[[ Given records, beginning ]]

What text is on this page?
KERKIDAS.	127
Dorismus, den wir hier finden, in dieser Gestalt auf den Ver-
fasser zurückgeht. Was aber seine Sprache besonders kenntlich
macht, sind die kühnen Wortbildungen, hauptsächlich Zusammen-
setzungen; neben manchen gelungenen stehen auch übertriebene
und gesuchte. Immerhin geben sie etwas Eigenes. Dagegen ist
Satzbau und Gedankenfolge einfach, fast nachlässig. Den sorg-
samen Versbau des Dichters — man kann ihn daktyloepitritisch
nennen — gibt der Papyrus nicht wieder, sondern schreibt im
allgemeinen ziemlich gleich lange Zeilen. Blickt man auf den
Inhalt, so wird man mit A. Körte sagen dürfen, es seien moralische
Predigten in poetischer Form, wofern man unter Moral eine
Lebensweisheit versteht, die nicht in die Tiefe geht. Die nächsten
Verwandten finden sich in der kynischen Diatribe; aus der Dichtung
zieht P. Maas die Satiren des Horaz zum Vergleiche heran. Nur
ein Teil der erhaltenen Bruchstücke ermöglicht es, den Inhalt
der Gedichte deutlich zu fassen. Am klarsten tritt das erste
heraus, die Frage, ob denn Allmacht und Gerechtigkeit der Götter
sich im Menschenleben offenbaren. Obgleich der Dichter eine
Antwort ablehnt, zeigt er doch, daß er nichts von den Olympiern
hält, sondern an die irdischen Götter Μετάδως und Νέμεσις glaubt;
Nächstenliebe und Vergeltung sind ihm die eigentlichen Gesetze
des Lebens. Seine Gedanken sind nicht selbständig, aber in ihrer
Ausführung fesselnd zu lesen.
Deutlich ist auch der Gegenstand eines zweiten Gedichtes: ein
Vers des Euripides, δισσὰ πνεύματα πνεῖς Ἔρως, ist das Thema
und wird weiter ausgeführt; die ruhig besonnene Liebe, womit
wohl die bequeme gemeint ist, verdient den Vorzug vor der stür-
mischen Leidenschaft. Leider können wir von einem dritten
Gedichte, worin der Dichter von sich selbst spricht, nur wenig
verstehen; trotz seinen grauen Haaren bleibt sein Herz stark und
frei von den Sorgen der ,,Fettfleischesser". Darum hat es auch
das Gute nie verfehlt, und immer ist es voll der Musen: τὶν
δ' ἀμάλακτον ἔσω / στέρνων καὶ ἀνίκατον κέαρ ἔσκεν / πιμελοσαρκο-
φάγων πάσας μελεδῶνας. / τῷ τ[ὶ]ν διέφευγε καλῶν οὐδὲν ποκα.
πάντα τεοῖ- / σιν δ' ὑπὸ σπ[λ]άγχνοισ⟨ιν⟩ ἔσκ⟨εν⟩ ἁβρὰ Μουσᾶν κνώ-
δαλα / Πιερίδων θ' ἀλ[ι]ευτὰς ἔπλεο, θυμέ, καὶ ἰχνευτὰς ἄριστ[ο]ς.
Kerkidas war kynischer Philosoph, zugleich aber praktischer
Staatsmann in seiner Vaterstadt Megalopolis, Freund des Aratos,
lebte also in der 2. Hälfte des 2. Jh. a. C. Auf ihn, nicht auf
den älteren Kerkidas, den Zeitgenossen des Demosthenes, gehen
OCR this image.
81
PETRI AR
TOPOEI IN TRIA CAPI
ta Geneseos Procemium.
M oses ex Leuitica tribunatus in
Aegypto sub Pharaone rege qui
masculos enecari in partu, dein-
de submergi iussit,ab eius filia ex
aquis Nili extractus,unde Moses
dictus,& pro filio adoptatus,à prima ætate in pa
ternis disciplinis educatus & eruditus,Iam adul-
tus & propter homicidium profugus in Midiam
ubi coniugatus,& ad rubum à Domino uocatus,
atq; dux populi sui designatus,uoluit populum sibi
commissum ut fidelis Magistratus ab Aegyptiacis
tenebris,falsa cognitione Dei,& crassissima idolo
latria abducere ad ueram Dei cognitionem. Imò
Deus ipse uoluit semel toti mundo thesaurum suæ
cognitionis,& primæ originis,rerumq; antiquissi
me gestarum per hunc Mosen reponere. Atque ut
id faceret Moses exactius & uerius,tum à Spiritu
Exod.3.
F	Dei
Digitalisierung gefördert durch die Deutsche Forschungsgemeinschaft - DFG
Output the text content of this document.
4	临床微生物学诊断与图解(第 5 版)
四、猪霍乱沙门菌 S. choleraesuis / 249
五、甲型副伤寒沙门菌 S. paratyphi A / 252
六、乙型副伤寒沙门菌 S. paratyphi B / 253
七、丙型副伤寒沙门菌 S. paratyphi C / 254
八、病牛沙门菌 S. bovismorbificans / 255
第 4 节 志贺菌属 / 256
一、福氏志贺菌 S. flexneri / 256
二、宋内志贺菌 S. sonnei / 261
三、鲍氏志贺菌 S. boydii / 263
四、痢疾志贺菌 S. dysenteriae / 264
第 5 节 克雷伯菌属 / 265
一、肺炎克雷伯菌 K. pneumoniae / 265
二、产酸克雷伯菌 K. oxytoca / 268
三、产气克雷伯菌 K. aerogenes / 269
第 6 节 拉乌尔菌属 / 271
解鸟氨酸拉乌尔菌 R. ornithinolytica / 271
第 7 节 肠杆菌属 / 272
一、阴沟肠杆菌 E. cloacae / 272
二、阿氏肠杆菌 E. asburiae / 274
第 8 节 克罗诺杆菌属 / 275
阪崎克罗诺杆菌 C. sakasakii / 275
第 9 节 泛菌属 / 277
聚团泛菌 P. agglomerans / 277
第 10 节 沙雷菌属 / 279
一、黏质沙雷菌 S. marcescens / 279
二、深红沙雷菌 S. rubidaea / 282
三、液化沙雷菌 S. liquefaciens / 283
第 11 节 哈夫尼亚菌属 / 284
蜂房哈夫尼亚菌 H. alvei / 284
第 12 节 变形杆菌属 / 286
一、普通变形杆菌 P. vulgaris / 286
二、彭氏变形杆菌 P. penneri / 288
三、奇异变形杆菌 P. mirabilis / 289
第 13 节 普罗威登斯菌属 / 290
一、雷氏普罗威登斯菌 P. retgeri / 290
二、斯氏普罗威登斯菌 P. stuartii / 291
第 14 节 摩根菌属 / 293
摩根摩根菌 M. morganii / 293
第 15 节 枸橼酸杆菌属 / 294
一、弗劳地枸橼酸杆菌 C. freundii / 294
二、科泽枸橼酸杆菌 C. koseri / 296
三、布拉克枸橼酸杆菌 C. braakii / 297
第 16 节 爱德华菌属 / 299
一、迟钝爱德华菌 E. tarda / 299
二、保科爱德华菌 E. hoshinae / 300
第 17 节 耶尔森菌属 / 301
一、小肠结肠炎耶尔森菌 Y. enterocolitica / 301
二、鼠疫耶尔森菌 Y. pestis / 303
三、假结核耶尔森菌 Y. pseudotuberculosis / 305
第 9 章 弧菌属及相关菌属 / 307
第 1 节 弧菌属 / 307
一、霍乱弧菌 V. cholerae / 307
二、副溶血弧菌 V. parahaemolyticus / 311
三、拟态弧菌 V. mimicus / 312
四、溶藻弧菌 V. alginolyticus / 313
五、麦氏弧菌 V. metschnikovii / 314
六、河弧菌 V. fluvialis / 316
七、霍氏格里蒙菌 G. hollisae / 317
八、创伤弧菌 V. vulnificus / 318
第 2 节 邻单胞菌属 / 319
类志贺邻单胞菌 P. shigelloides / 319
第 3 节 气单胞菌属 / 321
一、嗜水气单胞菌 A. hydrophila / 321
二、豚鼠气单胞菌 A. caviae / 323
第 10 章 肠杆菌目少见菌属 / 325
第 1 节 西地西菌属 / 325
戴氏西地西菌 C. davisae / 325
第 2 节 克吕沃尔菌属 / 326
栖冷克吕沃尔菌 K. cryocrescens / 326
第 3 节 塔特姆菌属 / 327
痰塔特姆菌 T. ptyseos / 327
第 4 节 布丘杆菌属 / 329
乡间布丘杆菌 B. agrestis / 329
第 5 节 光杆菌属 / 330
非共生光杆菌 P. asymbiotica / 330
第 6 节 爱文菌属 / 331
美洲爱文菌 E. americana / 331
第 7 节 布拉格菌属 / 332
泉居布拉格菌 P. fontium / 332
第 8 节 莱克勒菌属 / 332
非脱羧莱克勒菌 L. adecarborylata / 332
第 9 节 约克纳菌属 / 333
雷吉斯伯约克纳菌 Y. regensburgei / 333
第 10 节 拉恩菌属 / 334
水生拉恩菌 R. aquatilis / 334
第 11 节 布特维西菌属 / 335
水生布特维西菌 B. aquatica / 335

[[ Given records, end ]]

What needs to be done: Go through the data and return each line where the word "text" appears.

Result of the exercise:
What text is on this page?
Output the text content of this document.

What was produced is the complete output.